** START **
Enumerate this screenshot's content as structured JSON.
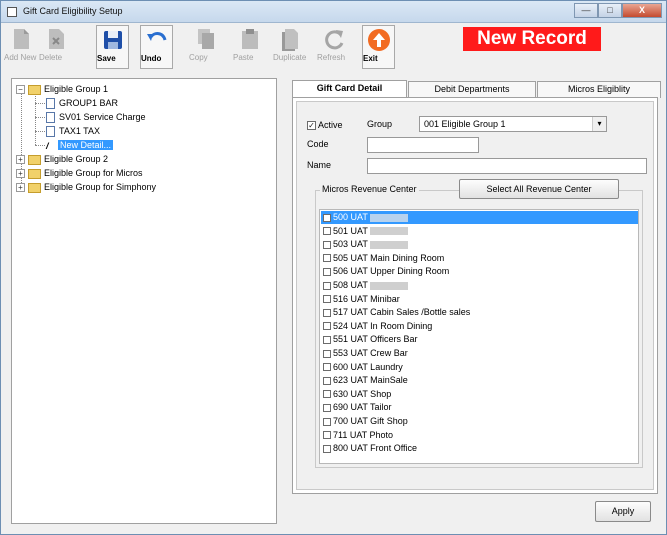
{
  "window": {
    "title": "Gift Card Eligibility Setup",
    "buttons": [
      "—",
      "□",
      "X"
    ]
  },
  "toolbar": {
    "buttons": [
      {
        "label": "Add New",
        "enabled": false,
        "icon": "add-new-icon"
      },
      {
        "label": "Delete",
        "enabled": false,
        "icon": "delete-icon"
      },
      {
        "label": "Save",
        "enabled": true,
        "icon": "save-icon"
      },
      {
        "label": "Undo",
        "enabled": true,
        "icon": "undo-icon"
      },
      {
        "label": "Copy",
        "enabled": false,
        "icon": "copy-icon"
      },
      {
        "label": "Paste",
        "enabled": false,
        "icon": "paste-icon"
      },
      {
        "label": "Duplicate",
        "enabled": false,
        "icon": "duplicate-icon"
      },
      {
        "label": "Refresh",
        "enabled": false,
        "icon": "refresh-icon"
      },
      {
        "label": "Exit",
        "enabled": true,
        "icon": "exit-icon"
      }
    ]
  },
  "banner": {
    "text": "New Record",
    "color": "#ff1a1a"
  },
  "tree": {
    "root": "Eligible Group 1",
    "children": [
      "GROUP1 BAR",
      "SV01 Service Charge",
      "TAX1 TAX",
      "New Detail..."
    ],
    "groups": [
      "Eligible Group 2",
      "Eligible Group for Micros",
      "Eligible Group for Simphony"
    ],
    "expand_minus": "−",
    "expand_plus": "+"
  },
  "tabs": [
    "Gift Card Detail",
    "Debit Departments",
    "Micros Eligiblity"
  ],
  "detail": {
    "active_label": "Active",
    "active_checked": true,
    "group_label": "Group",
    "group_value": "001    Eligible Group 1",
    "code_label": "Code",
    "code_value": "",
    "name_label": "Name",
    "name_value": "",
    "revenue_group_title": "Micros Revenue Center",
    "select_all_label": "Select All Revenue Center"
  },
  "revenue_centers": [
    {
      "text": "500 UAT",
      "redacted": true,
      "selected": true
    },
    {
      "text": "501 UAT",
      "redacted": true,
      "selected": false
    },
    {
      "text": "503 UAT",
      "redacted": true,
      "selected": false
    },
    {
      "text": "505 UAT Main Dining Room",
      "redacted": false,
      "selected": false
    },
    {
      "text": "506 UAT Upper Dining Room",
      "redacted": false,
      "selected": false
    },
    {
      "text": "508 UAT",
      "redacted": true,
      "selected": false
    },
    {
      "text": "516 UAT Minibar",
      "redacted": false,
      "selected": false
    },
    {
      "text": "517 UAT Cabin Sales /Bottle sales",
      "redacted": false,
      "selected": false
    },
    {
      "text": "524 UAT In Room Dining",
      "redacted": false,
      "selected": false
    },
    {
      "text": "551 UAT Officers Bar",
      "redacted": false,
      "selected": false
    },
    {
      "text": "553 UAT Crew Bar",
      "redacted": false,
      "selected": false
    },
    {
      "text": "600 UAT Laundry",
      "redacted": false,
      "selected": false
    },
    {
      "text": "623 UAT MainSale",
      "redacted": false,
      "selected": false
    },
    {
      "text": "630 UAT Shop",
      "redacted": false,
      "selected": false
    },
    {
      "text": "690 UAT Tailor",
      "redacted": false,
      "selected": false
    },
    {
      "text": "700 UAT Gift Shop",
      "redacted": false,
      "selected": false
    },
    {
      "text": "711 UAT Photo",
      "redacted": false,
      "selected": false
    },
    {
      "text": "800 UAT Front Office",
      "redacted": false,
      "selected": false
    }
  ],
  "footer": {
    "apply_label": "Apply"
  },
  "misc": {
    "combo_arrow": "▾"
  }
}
** END **
- [Written task] Write out the entries above word for word. Do not include the pictures.

- [Response below]
Enumerate this screenshot's content as structured JSON.
{
  "window": {
    "title": "Gift Card Eligibility Setup",
    "buttons": [
      "—",
      "□",
      "X"
    ]
  },
  "toolbar": {
    "buttons": [
      {
        "label": "Add New",
        "enabled": false,
        "icon": "add-new-icon"
      },
      {
        "label": "Delete",
        "enabled": false,
        "icon": "delete-icon"
      },
      {
        "label": "Save",
        "enabled": true,
        "icon": "save-icon"
      },
      {
        "label": "Undo",
        "enabled": true,
        "icon": "undo-icon"
      },
      {
        "label": "Copy",
        "enabled": false,
        "icon": "copy-icon"
      },
      {
        "label": "Paste",
        "enabled": false,
        "icon": "paste-icon"
      },
      {
        "label": "Duplicate",
        "enabled": false,
        "icon": "duplicate-icon"
      },
      {
        "label": "Refresh",
        "enabled": false,
        "icon": "refresh-icon"
      },
      {
        "label": "Exit",
        "enabled": true,
        "icon": "exit-icon"
      }
    ]
  },
  "banner": {
    "text": "New Record",
    "color": "#ff1a1a"
  },
  "tree": {
    "root": "Eligible Group 1",
    "children": [
      "GROUP1 BAR",
      "SV01 Service Charge",
      "TAX1 TAX",
      "New Detail..."
    ],
    "groups": [
      "Eligible Group 2",
      "Eligible Group for Micros",
      "Eligible Group for Simphony"
    ],
    "expand_minus": "−",
    "expand_plus": "+"
  },
  "tabs": [
    "Gift Card Detail",
    "Debit Departments",
    "Micros Eligiblity"
  ],
  "detail": {
    "active_label": "Active",
    "active_checked": true,
    "group_label": "Group",
    "group_value": "001    Eligible Group 1",
    "code_label": "Code",
    "code_value": "",
    "name_label": "Name",
    "name_value": "",
    "revenue_group_title": "Micros Revenue Center",
    "select_all_label": "Select All Revenue Center"
  },
  "revenue_centers": [
    {
      "text": "500 UAT",
      "redacted": true,
      "selected": true
    },
    {
      "text": "501 UAT",
      "redacted": true,
      "selected": false
    },
    {
      "text": "503 UAT",
      "redacted": true,
      "selected": false
    },
    {
      "text": "505 UAT Main Dining Room",
      "redacted": false,
      "selected": false
    },
    {
      "text": "506 UAT Upper Dining Room",
      "redacted": false,
      "selected": false
    },
    {
      "text": "508 UAT",
      "redacted": true,
      "selected": false
    },
    {
      "text": "516 UAT Minibar",
      "redacted": false,
      "selected": false
    },
    {
      "text": "517 UAT Cabin Sales /Bottle sales",
      "redacted": false,
      "selected": false
    },
    {
      "text": "524 UAT In Room Dining",
      "redacted": false,
      "selected": false
    },
    {
      "text": "551 UAT Officers Bar",
      "redacted": false,
      "selected": false
    },
    {
      "text": "553 UAT Crew Bar",
      "redacted": false,
      "selected": false
    },
    {
      "text": "600 UAT Laundry",
      "redacted": false,
      "selected": false
    },
    {
      "text": "623 UAT MainSale",
      "redacted": false,
      "selected": false
    },
    {
      "text": "630 UAT Shop",
      "redacted": false,
      "selected": false
    },
    {
      "text": "690 UAT Tailor",
      "redacted": false,
      "selected": false
    },
    {
      "text": "700 UAT Gift Shop",
      "redacted": false,
      "selected": false
    },
    {
      "text": "711 UAT Photo",
      "redacted": false,
      "selected": false
    },
    {
      "text": "800 UAT Front Office",
      "redacted": false,
      "selected": false
    }
  ],
  "footer": {
    "apply_label": "Apply"
  },
  "misc": {
    "combo_arrow": "▾"
  }
}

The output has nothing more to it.